■ Set exercise 1
In the Uniphoxx thread, rewrite the paragraph beginning "The Italian UniVolpe or Uniphoxx reloaded" as a short bulleted list that keeps its main facts.
■ Set exercise 2
Answer these questions from the Uniphoxx thread, one line each, marking your answers (a), (b), and (c).
(a) What finish did mostho give the clear Uniphoxx?
(b) What method did mattwalt guess was used to make the aluminum body?
(c) What did mostho say in reply to that guess?
■ Set exercise 3
Carry the Uniphoxx thread forward by writing what comes after its last post.

# Pimp my Uniphoxx as Italian Flag and Salamander



## mostho (Mar 28, 2017)

The Italian UniVolpe or Uniphoxx reloaded made in aluminum and pimping a clear Uniphoxx with a Van Halen Salamander finish. il not a professional body painter but I used a lot of cared and good quality products.Don't know how much this finishes will last in the meantime I will have fun with such great frames!! Hope you like my mods!


----------



## Tag (Jun 11, 2014)

Looks great


----------



## mattwalt (Jan 5, 2017)

Hang on - 'made in aluminium' - how you get that done - Sandcast from the original plastic?

Both look great - like the salamander pattern.


----------



## skropi (Mar 22, 2018)

Aaaaaa,aluminum uniphoxx!!!!!!!! I will sell my soul to the devil for one of those!!!! (Very easy option as I have no money ????)


----------



## mostho (Mar 28, 2017)

mattwalt said:


> Hang on - 'made in aluminium' - how you get that done - Sandcast from the original plastic?
> 
> Both look great - like the salamander pattern.


Spot on!

■ Collected material
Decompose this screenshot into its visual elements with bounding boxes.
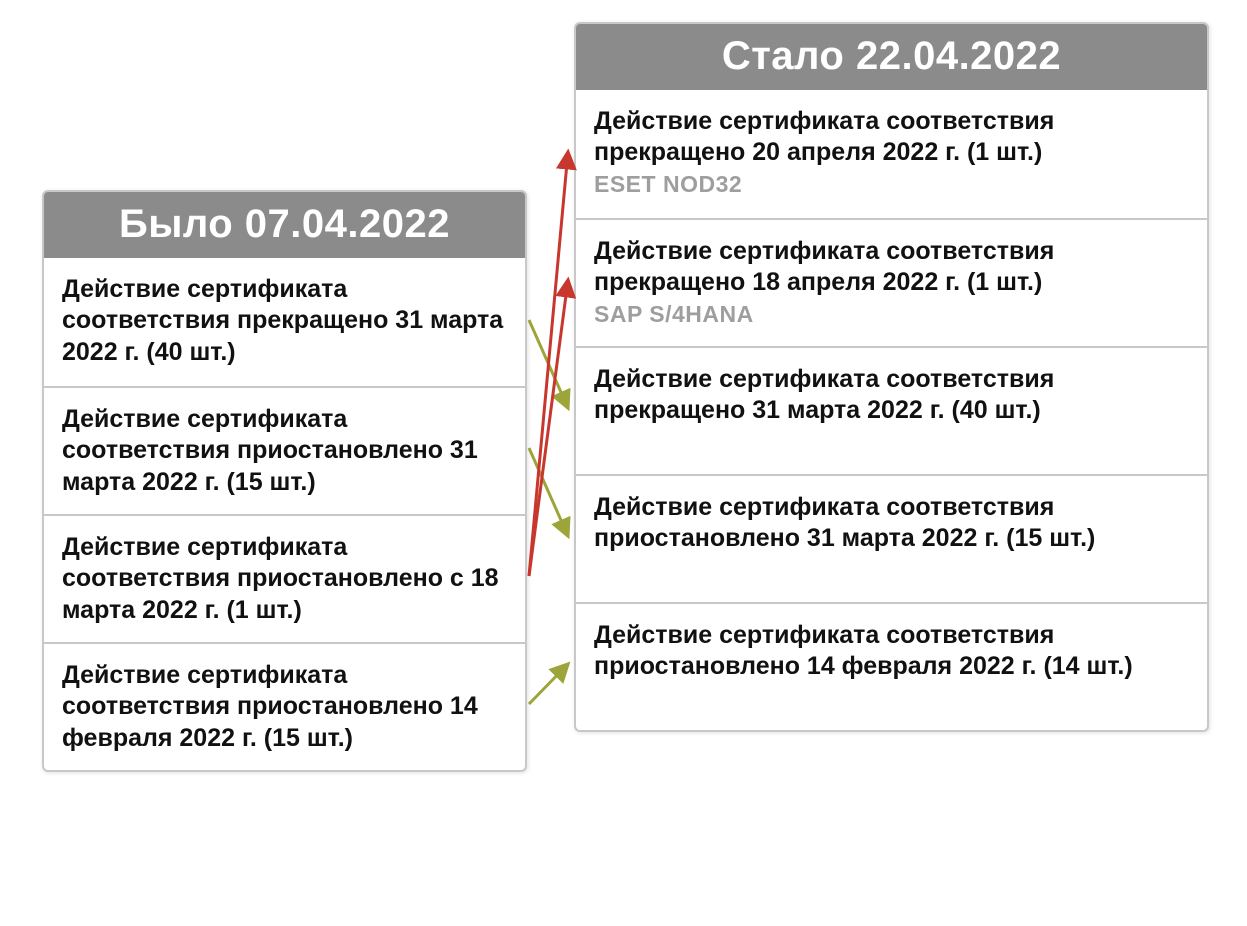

■ Answer 1
- One mod is the Italian UniVolpe, or Uniphoxx reloaded, made in aluminum.
- The other is a clear Uniphoxx given a Van Halen Salamander finish.
- The poster is not a professional body painter but worked with care and used good-quality products.
- It is unclear how long the finishes will last; meanwhile the poster will enjoy the frames.

■ Answer 2
(a) A Van Halen Salamander finish.
(b) Sandcasting from the original plastic.
(c) "Spot on!"

■ Answer 3
Thanks!!


----------



## mostho (Mar 28, 2017)

skropi said:


> Aaaaaa,aluminum uniphoxx!!!!!!!! I will sell my soul to the devil for one of those!!!! (Very easy option as I have no money ????)


I have this one sand casting made and an original alu made by Wasp. If I change my mind I will ask for you soul ok?


----------



## skropi (Mar 22, 2018)

mostho said:


> skropi said:
> 
> 
> > Aaaaaa,aluminum uniphoxx!!!!!!!! I will sell my soul to the devil for one of those!!!! (Very easy option as I have no money ????)
> ...


It's a deal, Uniphoxx's and Chalice's with level fork tips are worth much more than my soul anyway ???? 
(I would throw something in ofc ????)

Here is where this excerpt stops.